> Exercise instructions
Copy out all of the data exactly as it appears.

> Supplied data

----

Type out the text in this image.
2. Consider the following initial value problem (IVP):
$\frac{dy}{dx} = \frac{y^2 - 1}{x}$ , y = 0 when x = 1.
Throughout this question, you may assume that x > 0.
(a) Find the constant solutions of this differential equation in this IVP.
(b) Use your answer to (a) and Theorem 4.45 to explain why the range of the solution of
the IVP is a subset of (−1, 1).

----

> Solution to this task
Type out the text in this image.
2. Consider the following initial value problem (IVP):
$\frac{dy}{dx} = \frac{y^2 - 1}{x}$ , y = 0 when x = 1.
Throughout this question, you may assume that x > 0.
(a) Find the constant solutions of this differential equation in this IVP.
(b) Use your answer to (a) and Theorem 4.45 to explain why the range of the solution of
the IVP is a subset of (−1, 1).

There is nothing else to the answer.